===== DATA SUPPLIED =====

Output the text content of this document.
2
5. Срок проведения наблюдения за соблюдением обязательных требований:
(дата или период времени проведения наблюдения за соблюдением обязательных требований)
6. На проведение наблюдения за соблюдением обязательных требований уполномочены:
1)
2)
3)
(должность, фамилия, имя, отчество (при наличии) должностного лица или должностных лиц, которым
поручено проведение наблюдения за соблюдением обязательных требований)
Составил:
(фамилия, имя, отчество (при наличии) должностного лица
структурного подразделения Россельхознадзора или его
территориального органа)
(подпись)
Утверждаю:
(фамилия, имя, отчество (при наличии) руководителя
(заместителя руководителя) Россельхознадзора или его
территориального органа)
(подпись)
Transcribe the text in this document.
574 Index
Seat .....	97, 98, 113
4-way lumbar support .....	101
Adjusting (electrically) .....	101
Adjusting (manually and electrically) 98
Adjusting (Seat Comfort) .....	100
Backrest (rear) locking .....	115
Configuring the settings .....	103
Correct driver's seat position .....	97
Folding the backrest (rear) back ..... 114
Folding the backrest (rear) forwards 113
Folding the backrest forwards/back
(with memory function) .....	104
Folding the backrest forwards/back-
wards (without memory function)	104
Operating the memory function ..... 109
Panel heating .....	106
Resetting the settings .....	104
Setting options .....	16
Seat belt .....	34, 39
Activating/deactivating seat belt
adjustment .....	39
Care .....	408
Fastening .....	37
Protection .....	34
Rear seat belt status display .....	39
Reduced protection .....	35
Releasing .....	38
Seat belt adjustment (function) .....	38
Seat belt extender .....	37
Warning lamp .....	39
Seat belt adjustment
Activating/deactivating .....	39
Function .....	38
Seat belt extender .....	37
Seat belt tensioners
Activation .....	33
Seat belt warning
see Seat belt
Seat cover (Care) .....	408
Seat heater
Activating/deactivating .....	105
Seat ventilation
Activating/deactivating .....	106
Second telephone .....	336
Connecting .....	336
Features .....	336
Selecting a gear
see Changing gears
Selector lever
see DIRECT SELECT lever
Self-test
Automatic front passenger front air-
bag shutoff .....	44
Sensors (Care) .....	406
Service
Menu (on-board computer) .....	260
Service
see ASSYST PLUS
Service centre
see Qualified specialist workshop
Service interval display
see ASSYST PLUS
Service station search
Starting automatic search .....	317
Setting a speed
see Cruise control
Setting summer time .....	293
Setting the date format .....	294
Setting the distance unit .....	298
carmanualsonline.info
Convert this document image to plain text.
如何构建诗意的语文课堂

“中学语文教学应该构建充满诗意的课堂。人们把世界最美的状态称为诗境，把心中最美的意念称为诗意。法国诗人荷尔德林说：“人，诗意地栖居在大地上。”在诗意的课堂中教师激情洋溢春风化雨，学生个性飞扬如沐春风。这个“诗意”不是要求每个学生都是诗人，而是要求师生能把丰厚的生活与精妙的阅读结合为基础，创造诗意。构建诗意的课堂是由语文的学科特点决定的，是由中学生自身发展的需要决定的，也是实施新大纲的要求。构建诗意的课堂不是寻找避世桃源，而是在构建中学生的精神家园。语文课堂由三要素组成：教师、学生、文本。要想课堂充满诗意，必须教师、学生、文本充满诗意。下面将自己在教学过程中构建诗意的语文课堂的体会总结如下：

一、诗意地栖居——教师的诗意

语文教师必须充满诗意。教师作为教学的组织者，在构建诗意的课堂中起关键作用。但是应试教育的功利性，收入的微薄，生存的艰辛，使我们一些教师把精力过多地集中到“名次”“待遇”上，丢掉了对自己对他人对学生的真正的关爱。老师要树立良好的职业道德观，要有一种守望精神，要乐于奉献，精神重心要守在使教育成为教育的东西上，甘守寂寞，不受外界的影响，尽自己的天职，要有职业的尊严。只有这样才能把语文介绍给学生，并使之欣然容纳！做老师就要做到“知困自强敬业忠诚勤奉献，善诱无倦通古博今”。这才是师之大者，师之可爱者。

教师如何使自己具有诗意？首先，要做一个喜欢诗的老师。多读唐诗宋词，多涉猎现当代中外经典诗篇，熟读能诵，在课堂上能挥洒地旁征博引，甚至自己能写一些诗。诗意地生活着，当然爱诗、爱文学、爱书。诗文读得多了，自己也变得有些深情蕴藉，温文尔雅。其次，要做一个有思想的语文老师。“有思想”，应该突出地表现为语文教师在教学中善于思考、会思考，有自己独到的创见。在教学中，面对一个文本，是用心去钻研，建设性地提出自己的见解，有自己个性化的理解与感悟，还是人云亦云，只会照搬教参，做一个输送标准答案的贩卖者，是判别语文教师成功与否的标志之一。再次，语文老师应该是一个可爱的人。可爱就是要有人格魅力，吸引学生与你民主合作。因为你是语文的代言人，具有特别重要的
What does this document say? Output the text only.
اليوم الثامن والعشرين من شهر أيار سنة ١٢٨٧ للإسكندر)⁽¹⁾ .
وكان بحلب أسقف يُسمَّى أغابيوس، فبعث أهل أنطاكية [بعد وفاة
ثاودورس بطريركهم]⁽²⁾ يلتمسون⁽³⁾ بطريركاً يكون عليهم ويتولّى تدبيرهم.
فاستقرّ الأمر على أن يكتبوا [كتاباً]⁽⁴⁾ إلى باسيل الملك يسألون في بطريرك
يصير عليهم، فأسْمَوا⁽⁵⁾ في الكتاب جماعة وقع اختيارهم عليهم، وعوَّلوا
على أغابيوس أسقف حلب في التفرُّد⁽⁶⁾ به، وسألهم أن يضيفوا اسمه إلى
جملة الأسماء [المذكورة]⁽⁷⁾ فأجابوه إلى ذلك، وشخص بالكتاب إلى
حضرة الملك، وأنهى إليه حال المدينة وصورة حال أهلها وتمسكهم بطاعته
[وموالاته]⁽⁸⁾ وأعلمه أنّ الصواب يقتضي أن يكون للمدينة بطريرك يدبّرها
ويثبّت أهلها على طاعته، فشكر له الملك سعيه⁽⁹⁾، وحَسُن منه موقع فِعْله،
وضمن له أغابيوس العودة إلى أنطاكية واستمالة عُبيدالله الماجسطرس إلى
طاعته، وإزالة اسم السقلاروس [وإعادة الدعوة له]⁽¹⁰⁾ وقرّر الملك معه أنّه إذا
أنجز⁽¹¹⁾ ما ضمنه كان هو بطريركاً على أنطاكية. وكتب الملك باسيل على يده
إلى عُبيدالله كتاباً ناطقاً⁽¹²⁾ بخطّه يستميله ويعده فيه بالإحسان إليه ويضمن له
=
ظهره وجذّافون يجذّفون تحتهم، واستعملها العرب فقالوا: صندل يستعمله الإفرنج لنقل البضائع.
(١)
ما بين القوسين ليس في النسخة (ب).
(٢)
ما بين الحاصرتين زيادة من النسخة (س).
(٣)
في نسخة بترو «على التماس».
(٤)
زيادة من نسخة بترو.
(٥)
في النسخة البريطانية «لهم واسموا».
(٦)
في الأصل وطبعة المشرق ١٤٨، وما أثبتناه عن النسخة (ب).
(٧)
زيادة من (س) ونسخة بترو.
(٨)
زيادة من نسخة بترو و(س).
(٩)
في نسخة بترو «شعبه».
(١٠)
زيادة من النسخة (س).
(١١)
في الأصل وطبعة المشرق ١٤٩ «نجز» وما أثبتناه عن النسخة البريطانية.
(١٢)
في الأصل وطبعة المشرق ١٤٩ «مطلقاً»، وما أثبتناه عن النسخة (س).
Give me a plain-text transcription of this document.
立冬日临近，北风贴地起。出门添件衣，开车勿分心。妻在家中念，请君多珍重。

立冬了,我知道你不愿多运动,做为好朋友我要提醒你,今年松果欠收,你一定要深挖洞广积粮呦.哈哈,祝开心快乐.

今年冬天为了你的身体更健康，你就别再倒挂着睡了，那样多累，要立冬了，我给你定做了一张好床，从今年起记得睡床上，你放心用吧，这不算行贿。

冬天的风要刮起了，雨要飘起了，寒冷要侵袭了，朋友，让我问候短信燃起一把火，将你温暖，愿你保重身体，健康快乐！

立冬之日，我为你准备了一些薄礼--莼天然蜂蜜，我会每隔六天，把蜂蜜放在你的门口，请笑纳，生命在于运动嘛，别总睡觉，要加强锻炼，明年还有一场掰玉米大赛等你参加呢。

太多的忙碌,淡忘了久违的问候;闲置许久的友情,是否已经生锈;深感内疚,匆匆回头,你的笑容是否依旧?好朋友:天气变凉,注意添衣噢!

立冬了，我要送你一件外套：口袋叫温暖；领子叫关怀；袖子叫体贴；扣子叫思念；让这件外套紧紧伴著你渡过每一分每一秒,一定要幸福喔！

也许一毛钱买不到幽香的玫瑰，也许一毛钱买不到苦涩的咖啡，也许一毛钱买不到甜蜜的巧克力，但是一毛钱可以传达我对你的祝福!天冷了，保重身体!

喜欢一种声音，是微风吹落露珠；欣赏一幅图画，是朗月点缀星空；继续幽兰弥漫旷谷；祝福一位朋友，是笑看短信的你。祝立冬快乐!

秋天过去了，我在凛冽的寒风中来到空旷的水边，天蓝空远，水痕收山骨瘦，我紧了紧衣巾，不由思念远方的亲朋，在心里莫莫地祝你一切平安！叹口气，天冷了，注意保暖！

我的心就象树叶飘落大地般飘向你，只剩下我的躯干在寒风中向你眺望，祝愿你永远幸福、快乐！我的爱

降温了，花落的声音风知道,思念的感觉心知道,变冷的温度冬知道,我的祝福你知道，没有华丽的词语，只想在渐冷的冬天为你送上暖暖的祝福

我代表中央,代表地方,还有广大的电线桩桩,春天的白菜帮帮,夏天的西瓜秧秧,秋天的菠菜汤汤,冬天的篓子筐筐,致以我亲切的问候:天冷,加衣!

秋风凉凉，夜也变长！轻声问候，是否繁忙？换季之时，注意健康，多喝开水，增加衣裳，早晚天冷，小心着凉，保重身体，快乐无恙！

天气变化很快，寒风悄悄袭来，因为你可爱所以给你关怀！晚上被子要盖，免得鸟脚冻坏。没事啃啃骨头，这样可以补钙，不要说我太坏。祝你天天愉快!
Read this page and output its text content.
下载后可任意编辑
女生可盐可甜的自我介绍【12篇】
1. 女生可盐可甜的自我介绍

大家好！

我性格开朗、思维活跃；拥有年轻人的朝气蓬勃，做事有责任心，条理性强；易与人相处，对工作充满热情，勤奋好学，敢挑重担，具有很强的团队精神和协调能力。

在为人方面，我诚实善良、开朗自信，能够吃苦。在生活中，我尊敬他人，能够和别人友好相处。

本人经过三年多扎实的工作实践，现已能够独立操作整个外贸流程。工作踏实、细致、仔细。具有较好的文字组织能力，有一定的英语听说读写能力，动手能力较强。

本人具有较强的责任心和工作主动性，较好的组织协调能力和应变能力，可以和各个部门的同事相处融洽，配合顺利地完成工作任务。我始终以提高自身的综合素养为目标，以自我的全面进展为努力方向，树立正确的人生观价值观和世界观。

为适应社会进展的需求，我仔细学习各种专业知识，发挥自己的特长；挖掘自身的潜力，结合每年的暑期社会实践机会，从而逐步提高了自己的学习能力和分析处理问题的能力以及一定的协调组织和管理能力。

=====

TASK PROMPT:
Search the data for "наблюдения". Copy every matching line.

TASK SOLUTION:
5. Срок проведения наблюдения за соблюдением обязательных требований:
(дата или период времени проведения наблюдения за соблюдением обязательных требований)
6. На проведение наблюдения за соблюдением обязательных требований уполномочены:
поручено проведение наблюдения за соблюдением обязательных требований)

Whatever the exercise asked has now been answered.